■ **Exercise prompt**
Each line that holds the word "Blowers" should be returned.

■ **Records to use**
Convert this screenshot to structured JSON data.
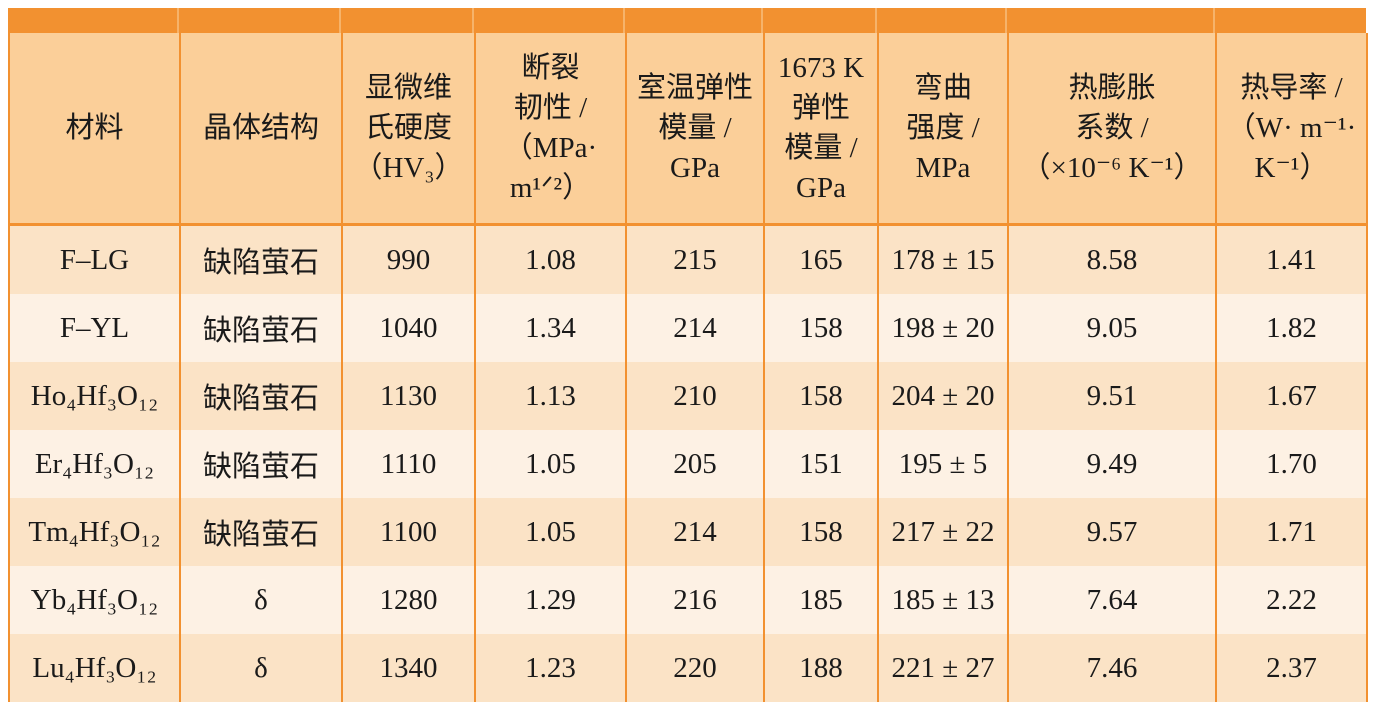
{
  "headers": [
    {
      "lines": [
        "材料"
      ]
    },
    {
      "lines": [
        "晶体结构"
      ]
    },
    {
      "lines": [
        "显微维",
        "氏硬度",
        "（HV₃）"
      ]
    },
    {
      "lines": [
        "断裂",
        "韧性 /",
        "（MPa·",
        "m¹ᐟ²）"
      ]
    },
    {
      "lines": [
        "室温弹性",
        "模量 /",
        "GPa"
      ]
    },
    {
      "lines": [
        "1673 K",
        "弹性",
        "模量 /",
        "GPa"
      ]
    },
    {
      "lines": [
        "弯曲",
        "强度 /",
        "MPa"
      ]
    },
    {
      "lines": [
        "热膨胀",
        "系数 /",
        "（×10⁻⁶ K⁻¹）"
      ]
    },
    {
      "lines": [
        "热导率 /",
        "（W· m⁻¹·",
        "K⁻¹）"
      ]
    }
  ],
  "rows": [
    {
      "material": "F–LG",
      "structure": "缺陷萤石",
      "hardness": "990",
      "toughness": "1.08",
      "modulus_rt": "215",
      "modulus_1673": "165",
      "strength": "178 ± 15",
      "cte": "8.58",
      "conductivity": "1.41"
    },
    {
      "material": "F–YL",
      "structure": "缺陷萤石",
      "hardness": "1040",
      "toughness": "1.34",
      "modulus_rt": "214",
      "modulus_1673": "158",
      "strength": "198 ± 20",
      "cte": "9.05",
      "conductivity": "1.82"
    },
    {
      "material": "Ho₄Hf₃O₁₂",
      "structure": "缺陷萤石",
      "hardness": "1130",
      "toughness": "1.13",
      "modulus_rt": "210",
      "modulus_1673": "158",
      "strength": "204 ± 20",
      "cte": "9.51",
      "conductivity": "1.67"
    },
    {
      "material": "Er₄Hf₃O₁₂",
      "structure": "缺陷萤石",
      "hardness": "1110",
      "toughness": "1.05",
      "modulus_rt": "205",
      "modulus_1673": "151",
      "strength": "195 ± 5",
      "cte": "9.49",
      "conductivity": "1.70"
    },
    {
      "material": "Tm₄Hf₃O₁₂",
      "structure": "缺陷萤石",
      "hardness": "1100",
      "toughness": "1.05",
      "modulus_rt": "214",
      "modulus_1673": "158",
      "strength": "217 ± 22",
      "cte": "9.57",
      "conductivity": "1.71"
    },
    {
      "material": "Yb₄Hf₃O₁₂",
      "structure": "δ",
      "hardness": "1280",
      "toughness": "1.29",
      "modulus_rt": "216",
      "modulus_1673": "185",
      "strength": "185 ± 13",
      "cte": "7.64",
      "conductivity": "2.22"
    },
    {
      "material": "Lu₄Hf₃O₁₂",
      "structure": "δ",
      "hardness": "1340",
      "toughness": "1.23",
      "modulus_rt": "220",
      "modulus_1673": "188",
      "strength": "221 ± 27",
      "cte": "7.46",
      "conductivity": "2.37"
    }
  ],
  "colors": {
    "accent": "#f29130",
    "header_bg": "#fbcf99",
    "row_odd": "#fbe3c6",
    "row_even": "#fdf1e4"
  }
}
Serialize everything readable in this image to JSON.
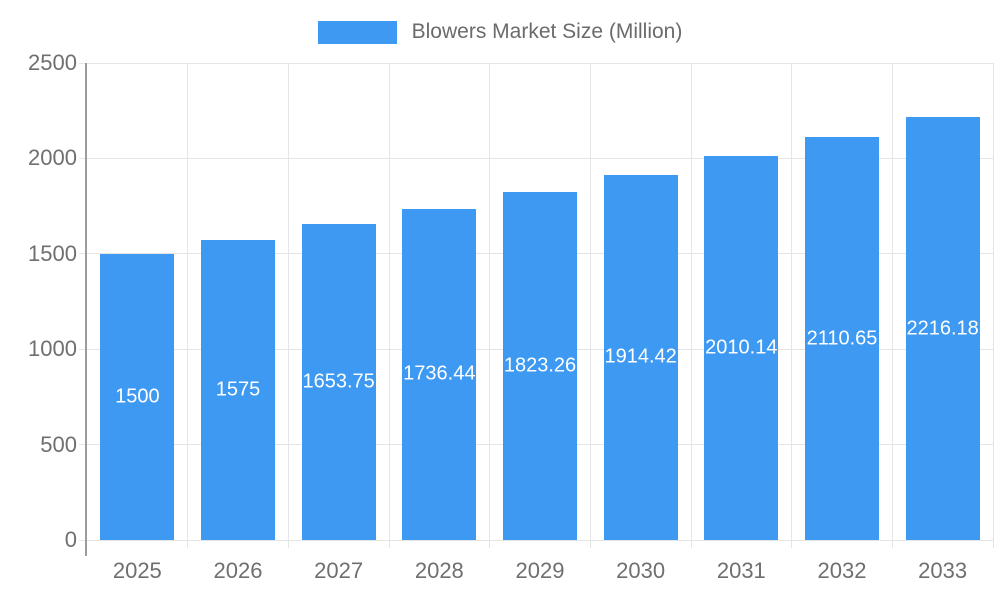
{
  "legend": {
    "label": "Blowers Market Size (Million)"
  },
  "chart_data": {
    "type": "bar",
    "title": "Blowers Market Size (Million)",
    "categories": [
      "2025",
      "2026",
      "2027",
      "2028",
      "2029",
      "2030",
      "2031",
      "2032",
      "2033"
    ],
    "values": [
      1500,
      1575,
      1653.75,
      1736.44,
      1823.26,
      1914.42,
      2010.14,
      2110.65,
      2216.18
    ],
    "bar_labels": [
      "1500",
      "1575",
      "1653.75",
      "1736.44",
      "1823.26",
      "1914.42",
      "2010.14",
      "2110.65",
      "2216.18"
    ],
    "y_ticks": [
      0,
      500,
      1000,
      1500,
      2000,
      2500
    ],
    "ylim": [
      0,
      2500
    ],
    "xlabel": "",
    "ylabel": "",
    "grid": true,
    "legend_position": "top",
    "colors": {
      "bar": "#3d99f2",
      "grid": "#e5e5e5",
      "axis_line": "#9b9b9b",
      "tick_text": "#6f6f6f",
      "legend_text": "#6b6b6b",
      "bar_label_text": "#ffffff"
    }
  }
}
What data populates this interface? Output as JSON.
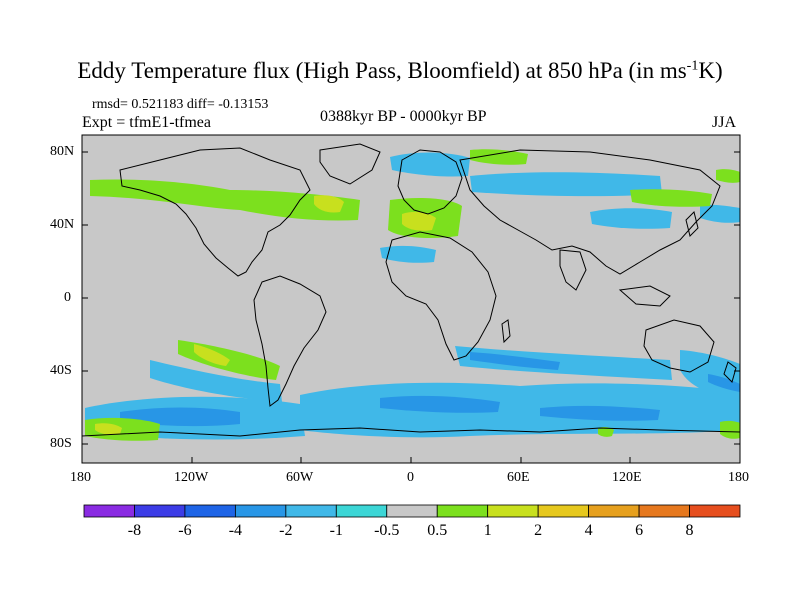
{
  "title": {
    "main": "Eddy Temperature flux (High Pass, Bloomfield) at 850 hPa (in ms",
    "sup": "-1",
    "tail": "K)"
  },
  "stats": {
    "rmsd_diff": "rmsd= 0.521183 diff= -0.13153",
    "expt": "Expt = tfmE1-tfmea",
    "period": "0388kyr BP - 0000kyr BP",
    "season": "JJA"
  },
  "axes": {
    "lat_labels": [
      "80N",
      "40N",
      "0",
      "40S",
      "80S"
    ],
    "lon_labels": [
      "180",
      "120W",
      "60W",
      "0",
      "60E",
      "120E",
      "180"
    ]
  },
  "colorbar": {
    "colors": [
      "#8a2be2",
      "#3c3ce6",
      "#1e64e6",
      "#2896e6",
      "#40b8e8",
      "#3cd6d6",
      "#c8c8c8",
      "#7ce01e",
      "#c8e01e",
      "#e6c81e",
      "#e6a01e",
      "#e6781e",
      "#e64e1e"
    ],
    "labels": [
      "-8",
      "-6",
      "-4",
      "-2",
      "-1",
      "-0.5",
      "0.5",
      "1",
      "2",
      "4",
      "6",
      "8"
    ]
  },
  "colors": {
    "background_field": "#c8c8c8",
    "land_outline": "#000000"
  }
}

■ **Answer for this exercise**
    "label": "Blowers Market Size (Million)"
    "title": "Blowers Market Size (Million)",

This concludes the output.